Show each line that has the string "this" in it.

[start of Material provided]

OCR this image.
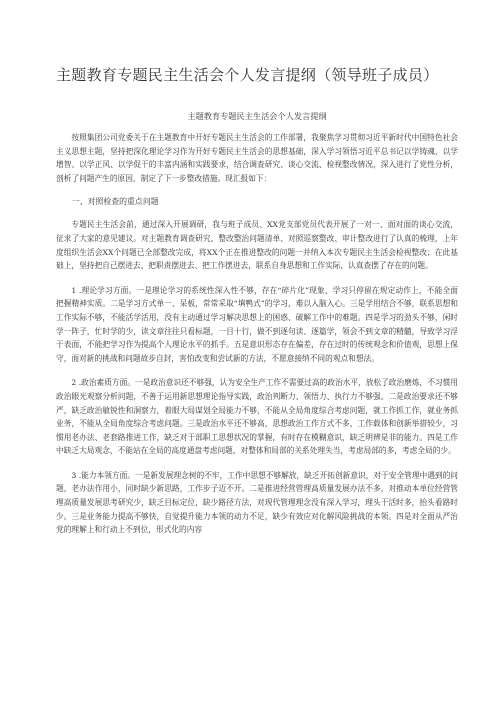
主题教育专题民主生活会个人发言提纲（领导班子成员）
主题教育专题民主生活会个人发言提纲

按照集团公司党委关于在主题教育中开好专题民主生活会的工作部署，我聚焦学习贯彻习近平新时代中国特色社会主义思想主题，坚持把深化理论学习作为开好专题民主生活会的思想基础，深入学习领悟习近平总书记以学铸魂、以学增智、以学正风、以学促干的丰富内涵和实践要求，结合调查研究、谈心交流、检视整改情况，深入进行了党性分析，剖析了问题产生的原因，制定了下一步整改措施。现汇报如下：

一、对照检查的重点问题

专题民主生活会前，通过深入开展调研，我与班子成员、XX党支部党员代表开展了一对一、面对面的谈心交流，征求了大家的意见建议。对主题教育调查研究、整改整治问题清单、对照巡察整改、审计整改进行了认真的梳理，上年度组织生活会XX个问题已全部整改完成，将XX个正在推进整改的问题一并纳入本次专题民主生活会检视整改；在此基础上，坚持把自己摆进去、把职责摆进去、把工作摆进去，联系自身思想和工作实际，认真查摆了存在的问题。

1 .理论学习方面。一是理论学习的系统性深入性不够，存在“碎片化”现象，学习只停留在规定动作上，不能全面把握精神实质。二是学习方式单一、呆板，常常采取“填鸭式”的学习，难以入脑入心。三是学用结合不够，联系思想和工作实际不够，不能活学活用，没有主动通过学习解决思想上的困惑、破解工作中的难题。四是学习的劲头不够，闲时学一阵子，忙时学的少，读文章往往只看标题，一目十行，做不到逐句读、逐篇学，领会不到文章的精髓，导致学习浮于表面，不能把学习作为提高个人理论水平的抓手。五是意识形态存在偏差，存在过时的传统观念和价值观，思想上保守，面对新的挑战和问题故步自封，害怕改变和尝试新的方法，不愿意接纳不同的观点和想法。

2 .政治素质方面。一是政治意识还不够强，认为安全生产工作不需要过高的政治水平，放松了政治磨炼，不习惯用政治眼光观察分析问题，不善于运用新思想理论指导实践，政治判断力、领悟力、执行力不够强。二是政治要求还不够严，缺乏政治敏锐性和洞察力，着眼大局谋划全局能力不够，不能从全局角度综合考虑问题，就工作抓工作，就业务抓业务，不能从全局角度综合考虑问题。三是政治水平还不够高，思想政治工作方式不多，工作载体和创新举措较少，习惯用老办法、老套路推进工作，缺乏对于部职工思想状况的掌握，有时存在模糊意识，缺乏明辨是非的能力。四是工作中缺乏大局观念，不能站在全局的高度通盘考虑问题，对整体和局部的关系处理失当，考虑局部的多，考虑全局的少。

3 .能力本领方面。一是新发展理念树的不牢，工作中思想不够解放，缺乏开拓创新意识，对于安全管理中遇到的问题，老办法作用小，同时缺少新思路，工作步子迈不开。二是推进经营管理高质量发展办法不多，对推动本单位经营管理高质量发展思考研究少，缺乏目标定位，缺少路径方法，对现代管理理念没有深入学习，理头干活时多，抬头看路时少。三是业务能力提高不够快，自觉提升能力本领的动力不足，缺少有效应对化解风险挑战的本领。四是对全面从严治党的理解上和行动上不到位，形式化的内容
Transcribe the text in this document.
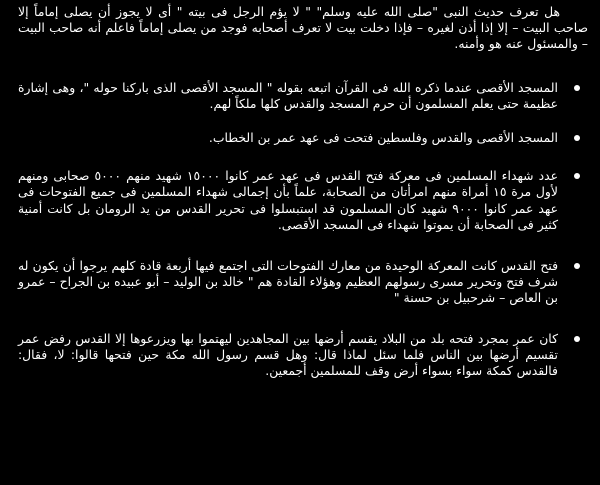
هل تعرف حديث النبى "صلى الله عليه وسلم" " لا يؤم الرجل فى بيته " أى لا يجوز أن يصلى إماماً إلا صاحب البيت – إلا إذا أذن لغيره – فإذا دخلت بيت لا تعرف أصحابه فوجد من يصلى إماماً فاعلم أنه صاحب البيت – والمسئول عنه هو وأمنه.

المسجد الأقصى عندما ذكره الله فى القرآن اتبعه بقوله " المسجد الأقصى الذى باركنا حوله "، وهى إشارة عظيمة حتى يعلم المسلمون أن حرم المسجد والقدس كلها ملكاً لهم.
المسجد الأقصى والقدس وفلسطين فتحت فى عهد عمر بن الخطاب.
عدد شهداء المسلمين فى معركة فتح القدس فى عهد عمر كانوا ١٥٠٠٠ شهيد منهم ٥٠٠٠ صحابى ومنهم لأول مرة ١٥ أمراة منهم امرأتان من الصحابة، علماً بأن إجمالى شهداء المسلمين فى جميع الفتوحات فى عهد عمر كانوا ٩٠٠٠ شهيد كان المسلمون قد استبسلوا فى تحرير القدس من يد الرومان بل كانت أمنية كثير فى الصحابة أن يموتوا شهداء فى المسجد الأقصى.
فتح القدس كانت المعركة الوحيدة من معارك الفتوحات التى اجتمع فيها أربعة قادة كلهم يرجوا أن يكون له شرف فتح وتحرير مسرى رسولهم العظيم وهؤلاء القادة هم " خالد بن الوليد – أبو عبيده بن الجراح – عمرو بن العاص – شرحبيل بن حسنة "
كان عمر بمجرد فتحه بلد من البلاد يقسم أرضها بين المجاهدين ليهتموا بها ويزرعوها إلا القدس رفض عمر تقسيم أرضها بين الناس فلما سئل لماذا قال: وهل قسم رسول الله مكة حين فتحها قالوا: لا، فقال: فالقدس كمكة سواء بسواء أرض وقف للمسلمين أجمعين.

[end of Material provided]

* **Finished task**:
OCR this image.
Transcribe the text in this document.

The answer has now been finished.